**What needs to be done**
Take the data that follows and retype it word for word.

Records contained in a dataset
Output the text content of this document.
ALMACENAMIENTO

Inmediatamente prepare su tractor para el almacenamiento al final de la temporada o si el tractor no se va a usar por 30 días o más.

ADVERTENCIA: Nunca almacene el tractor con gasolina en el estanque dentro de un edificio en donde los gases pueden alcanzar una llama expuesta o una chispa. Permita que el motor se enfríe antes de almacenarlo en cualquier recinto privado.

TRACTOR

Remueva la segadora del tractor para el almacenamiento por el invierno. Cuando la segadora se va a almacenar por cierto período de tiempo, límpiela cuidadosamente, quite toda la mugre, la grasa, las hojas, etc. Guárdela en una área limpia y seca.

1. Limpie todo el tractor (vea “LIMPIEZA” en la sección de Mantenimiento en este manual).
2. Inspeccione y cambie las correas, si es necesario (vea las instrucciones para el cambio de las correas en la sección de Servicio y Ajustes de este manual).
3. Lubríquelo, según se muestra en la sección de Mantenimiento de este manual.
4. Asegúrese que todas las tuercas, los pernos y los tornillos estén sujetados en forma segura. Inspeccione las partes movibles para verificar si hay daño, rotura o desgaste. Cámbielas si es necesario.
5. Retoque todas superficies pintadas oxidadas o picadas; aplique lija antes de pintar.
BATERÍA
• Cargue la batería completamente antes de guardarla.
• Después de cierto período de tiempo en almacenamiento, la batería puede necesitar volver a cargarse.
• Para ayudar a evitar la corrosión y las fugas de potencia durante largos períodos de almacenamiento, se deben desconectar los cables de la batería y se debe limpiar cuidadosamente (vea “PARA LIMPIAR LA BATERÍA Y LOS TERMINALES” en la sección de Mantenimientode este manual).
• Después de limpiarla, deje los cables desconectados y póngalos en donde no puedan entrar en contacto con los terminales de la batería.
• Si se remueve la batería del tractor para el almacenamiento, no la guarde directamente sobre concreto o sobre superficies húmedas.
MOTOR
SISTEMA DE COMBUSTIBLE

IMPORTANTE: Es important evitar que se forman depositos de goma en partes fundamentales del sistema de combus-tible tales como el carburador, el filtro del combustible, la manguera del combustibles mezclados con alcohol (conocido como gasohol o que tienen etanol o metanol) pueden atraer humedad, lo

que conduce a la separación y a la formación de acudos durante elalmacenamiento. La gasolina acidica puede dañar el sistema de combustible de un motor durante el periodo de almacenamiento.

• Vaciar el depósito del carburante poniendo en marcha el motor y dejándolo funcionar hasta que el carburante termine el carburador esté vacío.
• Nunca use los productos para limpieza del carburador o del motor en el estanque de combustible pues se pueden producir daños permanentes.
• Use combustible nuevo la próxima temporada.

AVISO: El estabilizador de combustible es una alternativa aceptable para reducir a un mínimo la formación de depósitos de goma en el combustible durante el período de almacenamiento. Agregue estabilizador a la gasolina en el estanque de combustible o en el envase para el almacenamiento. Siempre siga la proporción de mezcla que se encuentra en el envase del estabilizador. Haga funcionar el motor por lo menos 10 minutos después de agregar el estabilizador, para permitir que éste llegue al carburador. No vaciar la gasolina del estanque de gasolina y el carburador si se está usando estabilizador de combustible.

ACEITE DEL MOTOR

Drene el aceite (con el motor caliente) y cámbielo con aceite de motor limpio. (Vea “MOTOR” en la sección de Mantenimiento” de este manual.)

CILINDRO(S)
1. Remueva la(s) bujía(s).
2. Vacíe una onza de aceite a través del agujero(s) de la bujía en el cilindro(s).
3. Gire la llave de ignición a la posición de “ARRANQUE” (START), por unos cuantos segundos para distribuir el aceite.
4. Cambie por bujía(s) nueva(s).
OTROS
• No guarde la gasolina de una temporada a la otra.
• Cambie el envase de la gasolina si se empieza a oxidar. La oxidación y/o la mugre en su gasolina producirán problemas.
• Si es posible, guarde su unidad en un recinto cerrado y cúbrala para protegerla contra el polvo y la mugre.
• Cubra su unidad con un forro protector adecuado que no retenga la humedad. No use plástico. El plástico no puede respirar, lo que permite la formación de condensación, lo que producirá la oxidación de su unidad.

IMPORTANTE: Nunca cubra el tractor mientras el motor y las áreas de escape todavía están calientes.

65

**Solved problem**
Output the text content of this document.
ALMACENAMIENTO

Inmediatamente prepare su tractor para el almacenamiento al final de la temporada o si el tractor no se va a usar por 30 días o más.

ADVERTENCIA: Nunca almacene el tractor con gasolina en el estanque dentro de un edificio en donde los gases pueden alcanzar una llama expuesta o una chispa. Permita que el motor se enfríe antes de almacenarlo en cualquier recinto privado.

TRACTOR

Remueva la segadora del tractor para el almacenamiento por el invierno. Cuando la segadora se va a almacenar por cierto período de tiempo, límpiela cuidadosamente, quite toda la mugre, la grasa, las hojas, etc. Guárdela en una área limpia y seca.

1. Limpie todo el tractor (vea “LIMPIEZA” en la sección de Mantenimiento en este manual).
2. Inspeccione y cambie las correas, si es necesario (vea las instrucciones para el cambio de las correas en la sección de Servicio y Ajustes de este manual).
3. Lubríquelo, según se muestra en la sección de Mantenimiento de este manual.
4. Asegúrese que todas las tuercas, los pernos y los tornillos estén sujetados en forma segura. Inspeccione las partes movibles para verificar si hay daño, rotura o desgaste. Cámbielas si es necesario.
5. Retoque todas superficies pintadas oxidadas o picadas; aplique lija antes de pintar.
BATERÍA
• Cargue la batería completamente antes de guardarla.
• Después de cierto período de tiempo en almacenamiento, la batería puede necesitar volver a cargarse.
• Para ayudar a evitar la corrosión y las fugas de potencia durante largos períodos de almacenamiento, se deben desconectar los cables de la batería y se debe limpiar cuidadosamente (vea “PARA LIMPIAR LA BATERÍA Y LOS TERMINALES” en la sección de Mantenimientode este manual).
• Después de limpiarla, deje los cables desconectados y póngalos en donde no puedan entrar en contacto con los terminales de la batería.
• Si se remueve la batería del tractor para el almacenamiento, no la guarde directamente sobre concreto o sobre superficies húmedas.
MOTOR
SISTEMA DE COMBUSTIBLE

IMPORTANTE: Es important evitar que se forman depositos de goma en partes fundamentales del sistema de combus-tible tales como el carburador, el filtro del combustible, la manguera del combustibles mezclados con alcohol (conocido como gasohol o que tienen etanol o metanol) pueden atraer humedad, lo

que conduce a la separación y a la formación de acudos durante elalmacenamiento. La gasolina acidica puede dañar el sistema de combustible de un motor durante el periodo de almacenamiento.

• Vaciar el depósito del carburante poniendo en marcha el motor y dejándolo funcionar hasta que el carburante termine el carburador esté vacío.
• Nunca use los productos para limpieza del carburador o del motor en el estanque de combustible pues se pueden producir daños permanentes.
• Use combustible nuevo la próxima temporada.

AVISO: El estabilizador de combustible es una alternativa aceptable para reducir a un mínimo la formación de depósitos de goma en el combustible durante el período de almacenamiento. Agregue estabilizador a la gasolina en el estanque de combustible o en el envase para el almacenamiento. Siempre siga la proporción de mezcla que se encuentra en el envase del estabilizador. Haga funcionar el motor por lo menos 10 minutos después de agregar el estabilizador, para permitir que éste llegue al carburador. No vaciar la gasolina del estanque de gasolina y el carburador si se está usando estabilizador de combustible.

ACEITE DEL MOTOR

Drene el aceite (con el motor caliente) y cámbielo con aceite de motor limpio. (Vea “MOTOR” en la sección de Mantenimiento” de este manual.)

CILINDRO(S)
1. Remueva la(s) bujía(s).
2. Vacíe una onza de aceite a través del agujero(s) de la bujía en el cilindro(s).
3. Gire la llave de ignición a la posición de “ARRANQUE” (START), por unos cuantos segundos para distribuir el aceite.
4. Cambie por bujía(s) nueva(s).
OTROS
• No guarde la gasolina de una temporada a la otra.
• Cambie el envase de la gasolina si se empieza a oxidar. La oxidación y/o la mugre en su gasolina producirán problemas.
• Si es posible, guarde su unidad en un recinto cerrado y cúbrala para protegerla contra el polvo y la mugre.
• Cubra su unidad con un forro protector adecuado que no retenga la humedad. No use plástico. El plástico no puede respirar, lo que permite la formación de condensación, lo que producirá la oxidación de su unidad.

IMPORTANTE: Nunca cubra el tractor mientras el motor y las áreas de escape todavía están calientes.

65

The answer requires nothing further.